Extract the full listing verbatim and drop any pictures from your copy.
────────────────────
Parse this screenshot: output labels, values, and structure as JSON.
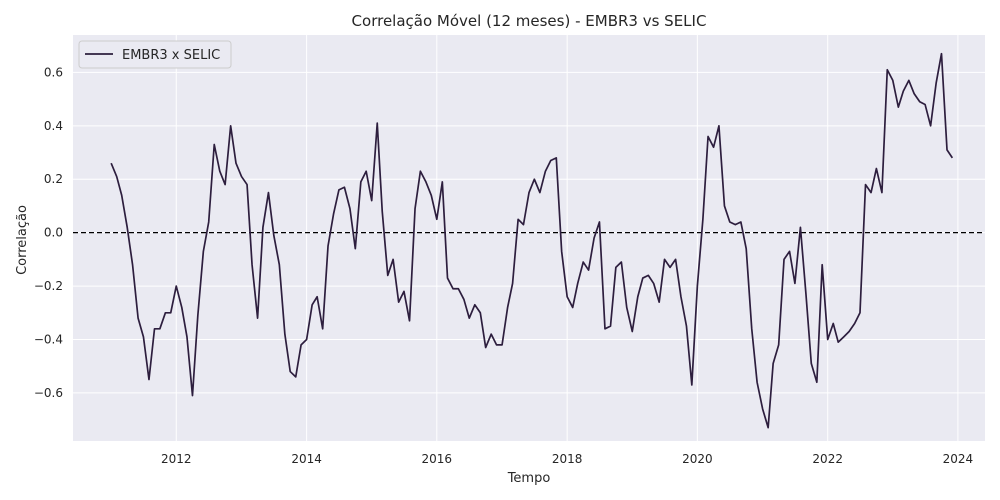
{
  "chart_data": {
    "type": "line",
    "title": "Correlação Móvel (12 meses) - EMBR3 vs SELIC",
    "xlabel": "Tempo",
    "ylabel": "Correlação",
    "xlim": [
      "2010-06-01",
      "2024-06-01"
    ],
    "ylim": [
      -0.78,
      0.74
    ],
    "x_ticks": [
      "2012",
      "2014",
      "2016",
      "2018",
      "2020",
      "2022",
      "2024"
    ],
    "y_ticks": [
      "−0.6",
      "−0.4",
      "−0.2",
      "0.0",
      "0.2",
      "0.4",
      "0.6"
    ],
    "grid": true,
    "reference_line": {
      "y": 0,
      "style": "dashed",
      "color": "#000000"
    },
    "legend": {
      "position": "top-left"
    },
    "series": [
      {
        "name": "EMBR3 x SELIC",
        "color": "#2d1e3e",
        "x": [
          "2011-01",
          "2011-02",
          "2011-03",
          "2011-04",
          "2011-05",
          "2011-06",
          "2011-07",
          "2011-08",
          "2011-09",
          "2011-10",
          "2011-11",
          "2011-12",
          "2012-01",
          "2012-02",
          "2012-03",
          "2012-04",
          "2012-05",
          "2012-06",
          "2012-07",
          "2012-08",
          "2012-09",
          "2012-10",
          "2012-11",
          "2012-12",
          "2013-01",
          "2013-02",
          "2013-03",
          "2013-04",
          "2013-05",
          "2013-06",
          "2013-07",
          "2013-08",
          "2013-09",
          "2013-10",
          "2013-11",
          "2013-12",
          "2014-01",
          "2014-02",
          "2014-03",
          "2014-04",
          "2014-05",
          "2014-06",
          "2014-07",
          "2014-08",
          "2014-09",
          "2014-10",
          "2014-11",
          "2014-12",
          "2015-01",
          "2015-02",
          "2015-03",
          "2015-04",
          "2015-05",
          "2015-06",
          "2015-07",
          "2015-08",
          "2015-09",
          "2015-10",
          "2015-11",
          "2015-12",
          "2016-01",
          "2016-02",
          "2016-03",
          "2016-04",
          "2016-05",
          "2016-06",
          "2016-07",
          "2016-08",
          "2016-09",
          "2016-10",
          "2016-11",
          "2016-12",
          "2017-01",
          "2017-02",
          "2017-03",
          "2017-04",
          "2017-05",
          "2017-06",
          "2017-07",
          "2017-08",
          "2017-09",
          "2017-10",
          "2017-11",
          "2017-12",
          "2018-01",
          "2018-02",
          "2018-03",
          "2018-04",
          "2018-05",
          "2018-06",
          "2018-07",
          "2018-08",
          "2018-09",
          "2018-10",
          "2018-11",
          "2018-12",
          "2019-01",
          "2019-02",
          "2019-03",
          "2019-04",
          "2019-05",
          "2019-06",
          "2019-07",
          "2019-08",
          "2019-09",
          "2019-10",
          "2019-11",
          "2019-12",
          "2020-01",
          "2020-02",
          "2020-03",
          "2020-04",
          "2020-05",
          "2020-06",
          "2020-07",
          "2020-08",
          "2020-09",
          "2020-10",
          "2020-11",
          "2020-12",
          "2021-01",
          "2021-02",
          "2021-03",
          "2021-04",
          "2021-05",
          "2021-06",
          "2021-07",
          "2021-08",
          "2021-09",
          "2021-10",
          "2021-11",
          "2021-12",
          "2022-01",
          "2022-02",
          "2022-03",
          "2022-04",
          "2022-05",
          "2022-06",
          "2022-07",
          "2022-08",
          "2022-09",
          "2022-10",
          "2022-11",
          "2022-12",
          "2023-01",
          "2023-02",
          "2023-03",
          "2023-04",
          "2023-05",
          "2023-06",
          "2023-07",
          "2023-08",
          "2023-09",
          "2023-10",
          "2023-11",
          "2023-12"
        ],
        "y": [
          0.26,
          0.21,
          0.14,
          0.02,
          -0.12,
          -0.32,
          -0.39,
          -0.55,
          -0.36,
          -0.36,
          -0.3,
          -0.3,
          -0.2,
          -0.28,
          -0.39,
          -0.61,
          -0.31,
          -0.07,
          0.04,
          0.33,
          0.23,
          0.18,
          0.4,
          0.26,
          0.21,
          0.18,
          -0.12,
          -0.32,
          0.02,
          0.15,
          -0.01,
          -0.12,
          -0.38,
          -0.52,
          -0.54,
          -0.42,
          -0.4,
          -0.27,
          -0.24,
          -0.36,
          -0.05,
          0.07,
          0.16,
          0.17,
          0.09,
          -0.06,
          0.19,
          0.23,
          0.12,
          0.41,
          0.08,
          -0.16,
          -0.1,
          -0.26,
          -0.22,
          -0.33,
          0.09,
          0.23,
          0.19,
          0.14,
          0.05,
          0.19,
          -0.17,
          -0.21,
          -0.21,
          -0.25,
          -0.32,
          -0.27,
          -0.3,
          -0.43,
          -0.38,
          -0.42,
          -0.42,
          -0.28,
          -0.19,
          0.05,
          0.03,
          0.15,
          0.2,
          0.15,
          0.23,
          0.27,
          0.28,
          -0.07,
          -0.24,
          -0.28,
          -0.19,
          -0.11,
          -0.14,
          -0.02,
          0.04,
          -0.36,
          -0.35,
          -0.13,
          -0.11,
          -0.28,
          -0.37,
          -0.24,
          -0.17,
          -0.16,
          -0.19,
          -0.26,
          -0.1,
          -0.13,
          -0.1,
          -0.24,
          -0.35,
          -0.57,
          -0.2,
          0.05,
          0.36,
          0.32,
          0.4,
          0.1,
          0.04,
          0.03,
          0.04,
          -0.06,
          -0.36,
          -0.56,
          -0.66,
          -0.73,
          -0.49,
          -0.42,
          -0.1,
          -0.07,
          -0.19,
          0.02,
          -0.23,
          -0.49,
          -0.56,
          -0.12,
          -0.4,
          -0.34,
          -0.41,
          -0.39,
          -0.37,
          -0.34,
          -0.3,
          0.18,
          0.15,
          0.24,
          0.15,
          0.61,
          0.57,
          0.47,
          0.53,
          0.57,
          0.52,
          0.49,
          0.48,
          0.4,
          0.56,
          0.67,
          0.31,
          0.28
        ]
      }
    ]
  }
}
────────────────────
Correct response:
Parse this screenshot: output labels, values, and structure as JSON.
{
  "chart_data": {
    "type": "line",
    "title": "Correlação Móvel (12 meses) - EMBR3 vs SELIC",
    "xlabel": "Tempo",
    "ylabel": "Correlação",
    "xlim": [
      "2010-06-01",
      "2024-06-01"
    ],
    "ylim": [
      -0.78,
      0.74
    ],
    "x_ticks": [
      "2012",
      "2014",
      "2016",
      "2018",
      "2020",
      "2022",
      "2024"
    ],
    "y_ticks": [
      "−0.6",
      "−0.4",
      "−0.2",
      "0.0",
      "0.2",
      "0.4",
      "0.6"
    ],
    "grid": true,
    "reference_line": {
      "y": 0,
      "style": "dashed",
      "color": "#000000"
    },
    "legend": {
      "position": "top-left"
    },
    "series": [
      {
        "name": "EMBR3 x SELIC",
        "color": "#2d1e3e",
        "x": [
          "2011-01",
          "2011-02",
          "2011-03",
          "2011-04",
          "2011-05",
          "2011-06",
          "2011-07",
          "2011-08",
          "2011-09",
          "2011-10",
          "2011-11",
          "2011-12",
          "2012-01",
          "2012-02",
          "2012-03",
          "2012-04",
          "2012-05",
          "2012-06",
          "2012-07",
          "2012-08",
          "2012-09",
          "2012-10",
          "2012-11",
          "2012-12",
          "2013-01",
          "2013-02",
          "2013-03",
          "2013-04",
          "2013-05",
          "2013-06",
          "2013-07",
          "2013-08",
          "2013-09",
          "2013-10",
          "2013-11",
          "2013-12",
          "2014-01",
          "2014-02",
          "2014-03",
          "2014-04",
          "2014-05",
          "2014-06",
          "2014-07",
          "2014-08",
          "2014-09",
          "2014-10",
          "2014-11",
          "2014-12",
          "2015-01",
          "2015-02",
          "2015-03",
          "2015-04",
          "2015-05",
          "2015-06",
          "2015-07",
          "2015-08",
          "2015-09",
          "2015-10",
          "2015-11",
          "2015-12",
          "2016-01",
          "2016-02",
          "2016-03",
          "2016-04",
          "2016-05",
          "2016-06",
          "2016-07",
          "2016-08",
          "2016-09",
          "2016-10",
          "2016-11",
          "2016-12",
          "2017-01",
          "2017-02",
          "2017-03",
          "2017-04",
          "2017-05",
          "2017-06",
          "2017-07",
          "2017-08",
          "2017-09",
          "2017-10",
          "2017-11",
          "2017-12",
          "2018-01",
          "2018-02",
          "2018-03",
          "2018-04",
          "2018-05",
          "2018-06",
          "2018-07",
          "2018-08",
          "2018-09",
          "2018-10",
          "2018-11",
          "2018-12",
          "2019-01",
          "2019-02",
          "2019-03",
          "2019-04",
          "2019-05",
          "2019-06",
          "2019-07",
          "2019-08",
          "2019-09",
          "2019-10",
          "2019-11",
          "2019-12",
          "2020-01",
          "2020-02",
          "2020-03",
          "2020-04",
          "2020-05",
          "2020-06",
          "2020-07",
          "2020-08",
          "2020-09",
          "2020-10",
          "2020-11",
          "2020-12",
          "2021-01",
          "2021-02",
          "2021-03",
          "2021-04",
          "2021-05",
          "2021-06",
          "2021-07",
          "2021-08",
          "2021-09",
          "2021-10",
          "2021-11",
          "2021-12",
          "2022-01",
          "2022-02",
          "2022-03",
          "2022-04",
          "2022-05",
          "2022-06",
          "2022-07",
          "2022-08",
          "2022-09",
          "2022-10",
          "2022-11",
          "2022-12",
          "2023-01",
          "2023-02",
          "2023-03",
          "2023-04",
          "2023-05",
          "2023-06",
          "2023-07",
          "2023-08",
          "2023-09",
          "2023-10",
          "2023-11",
          "2023-12"
        ],
        "y": [
          0.26,
          0.21,
          0.14,
          0.02,
          -0.12,
          -0.32,
          -0.39,
          -0.55,
          -0.36,
          -0.36,
          -0.3,
          -0.3,
          -0.2,
          -0.28,
          -0.39,
          -0.61,
          -0.31,
          -0.07,
          0.04,
          0.33,
          0.23,
          0.18,
          0.4,
          0.26,
          0.21,
          0.18,
          -0.12,
          -0.32,
          0.02,
          0.15,
          -0.01,
          -0.12,
          -0.38,
          -0.52,
          -0.54,
          -0.42,
          -0.4,
          -0.27,
          -0.24,
          -0.36,
          -0.05,
          0.07,
          0.16,
          0.17,
          0.09,
          -0.06,
          0.19,
          0.23,
          0.12,
          0.41,
          0.08,
          -0.16,
          -0.1,
          -0.26,
          -0.22,
          -0.33,
          0.09,
          0.23,
          0.19,
          0.14,
          0.05,
          0.19,
          -0.17,
          -0.21,
          -0.21,
          -0.25,
          -0.32,
          -0.27,
          -0.3,
          -0.43,
          -0.38,
          -0.42,
          -0.42,
          -0.28,
          -0.19,
          0.05,
          0.03,
          0.15,
          0.2,
          0.15,
          0.23,
          0.27,
          0.28,
          -0.07,
          -0.24,
          -0.28,
          -0.19,
          -0.11,
          -0.14,
          -0.02,
          0.04,
          -0.36,
          -0.35,
          -0.13,
          -0.11,
          -0.28,
          -0.37,
          -0.24,
          -0.17,
          -0.16,
          -0.19,
          -0.26,
          -0.1,
          -0.13,
          -0.1,
          -0.24,
          -0.35,
          -0.57,
          -0.2,
          0.05,
          0.36,
          0.32,
          0.4,
          0.1,
          0.04,
          0.03,
          0.04,
          -0.06,
          -0.36,
          -0.56,
          -0.66,
          -0.73,
          -0.49,
          -0.42,
          -0.1,
          -0.07,
          -0.19,
          0.02,
          -0.23,
          -0.49,
          -0.56,
          -0.12,
          -0.4,
          -0.34,
          -0.41,
          -0.39,
          -0.37,
          -0.34,
          -0.3,
          0.18,
          0.15,
          0.24,
          0.15,
          0.61,
          0.57,
          0.47,
          0.53,
          0.57,
          0.52,
          0.49,
          0.48,
          0.4,
          0.56,
          0.67,
          0.31,
          0.28
        ]
      }
    ]
  }
}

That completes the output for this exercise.